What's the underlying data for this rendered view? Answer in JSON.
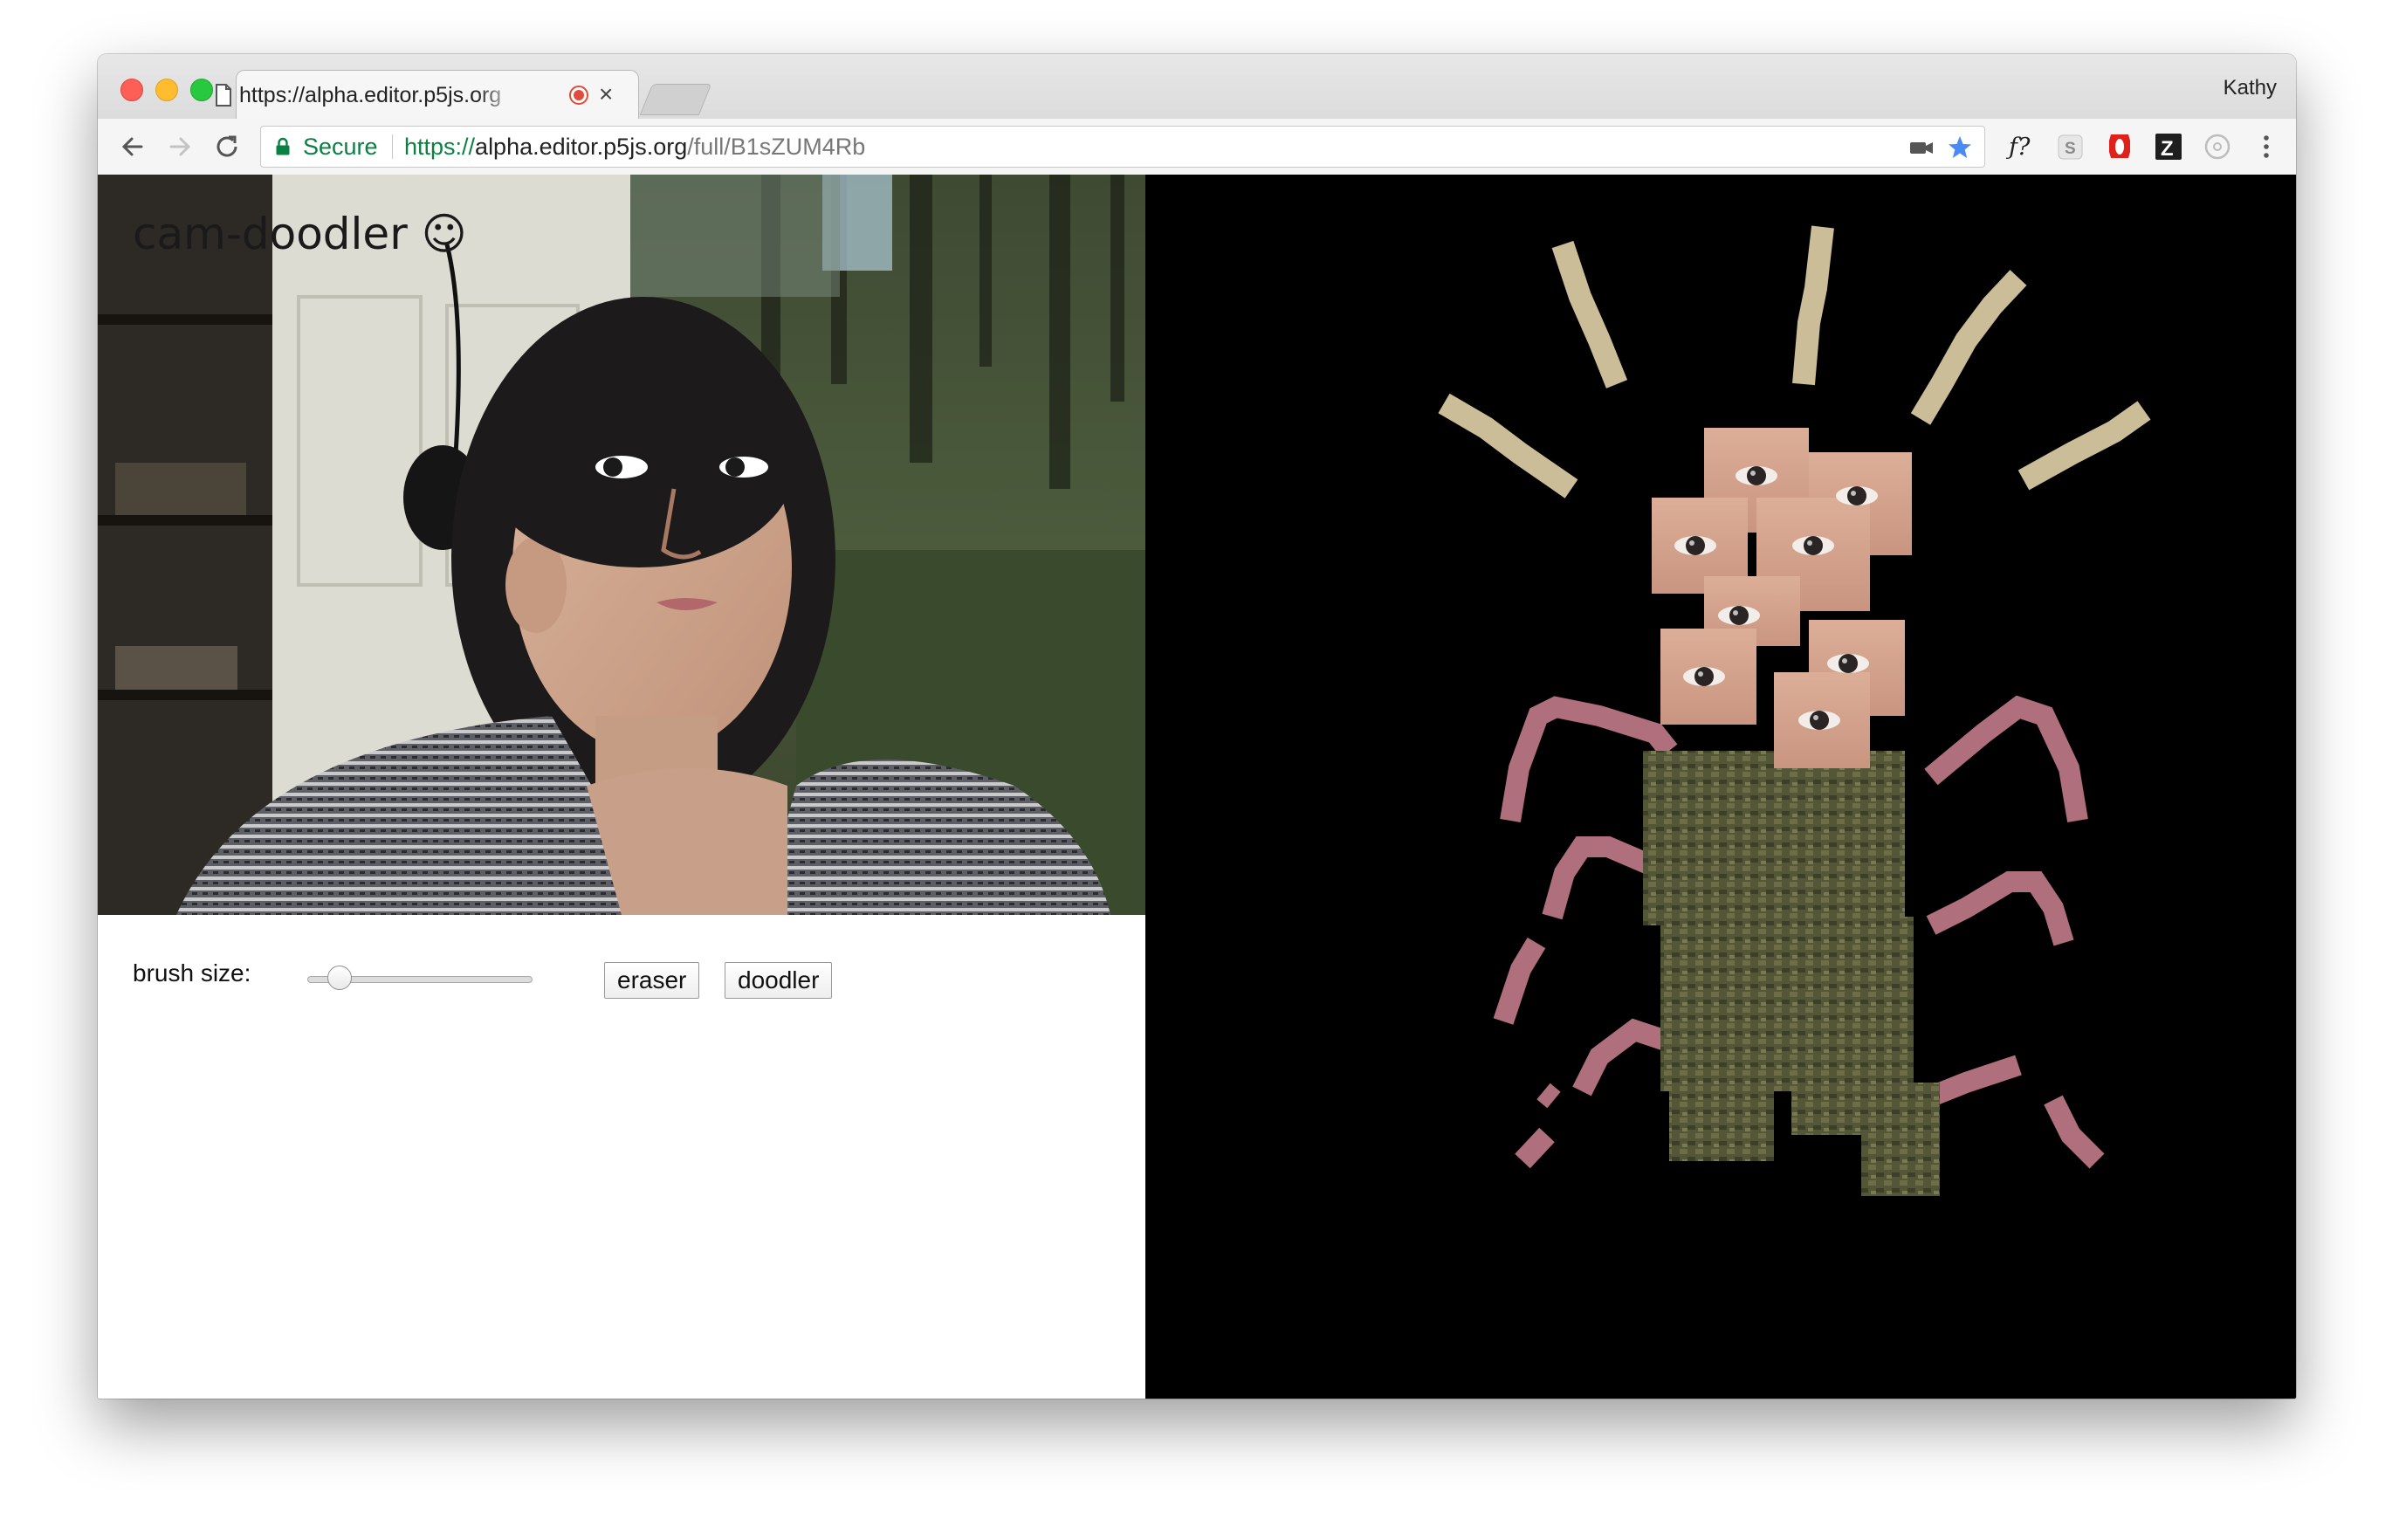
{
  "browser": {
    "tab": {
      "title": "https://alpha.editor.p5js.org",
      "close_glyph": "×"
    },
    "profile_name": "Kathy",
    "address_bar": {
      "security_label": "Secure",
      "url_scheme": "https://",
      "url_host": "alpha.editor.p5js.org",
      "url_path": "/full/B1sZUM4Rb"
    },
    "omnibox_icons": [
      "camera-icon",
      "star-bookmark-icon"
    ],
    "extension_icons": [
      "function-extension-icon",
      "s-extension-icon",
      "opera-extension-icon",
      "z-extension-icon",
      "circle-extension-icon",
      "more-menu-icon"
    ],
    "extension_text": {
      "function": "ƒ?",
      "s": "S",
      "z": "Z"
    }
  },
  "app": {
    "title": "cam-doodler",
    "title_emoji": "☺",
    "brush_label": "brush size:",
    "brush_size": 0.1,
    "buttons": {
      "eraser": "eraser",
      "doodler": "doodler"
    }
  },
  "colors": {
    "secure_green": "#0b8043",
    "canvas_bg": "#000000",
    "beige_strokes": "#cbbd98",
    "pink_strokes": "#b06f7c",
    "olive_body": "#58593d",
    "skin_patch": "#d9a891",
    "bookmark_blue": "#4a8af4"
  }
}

• **GIVEN REQUEST**
Can you retype every record above exactly, leaving out the pictures?

• **OUTPUT FOR THIS EXERCISE**
What's the underlying data for this rendered view? Answer in JSON.
{
  "browser": {
    "tab": {
      "title": "https://alpha.editor.p5js.org",
      "close_glyph": "×"
    },
    "profile_name": "Kathy",
    "address_bar": {
      "security_label": "Secure",
      "url_scheme": "https://",
      "url_host": "alpha.editor.p5js.org",
      "url_path": "/full/B1sZUM4Rb"
    },
    "omnibox_icons": [
      "camera-icon",
      "star-bookmark-icon"
    ],
    "extension_icons": [
      "function-extension-icon",
      "s-extension-icon",
      "opera-extension-icon",
      "z-extension-icon",
      "circle-extension-icon",
      "more-menu-icon"
    ],
    "extension_text": {
      "function": "ƒ?",
      "s": "S",
      "z": "Z"
    }
  },
  "app": {
    "title": "cam-doodler",
    "title_emoji": "☺",
    "brush_label": "brush size:",
    "brush_size": 0.1,
    "buttons": {
      "eraser": "eraser",
      "doodler": "doodler"
    }
  },
  "colors": {
    "secure_green": "#0b8043",
    "canvas_bg": "#000000",
    "beige_strokes": "#cbbd98",
    "pink_strokes": "#b06f7c",
    "olive_body": "#58593d",
    "skin_patch": "#d9a891",
    "bookmark_blue": "#4a8af4"
  }
}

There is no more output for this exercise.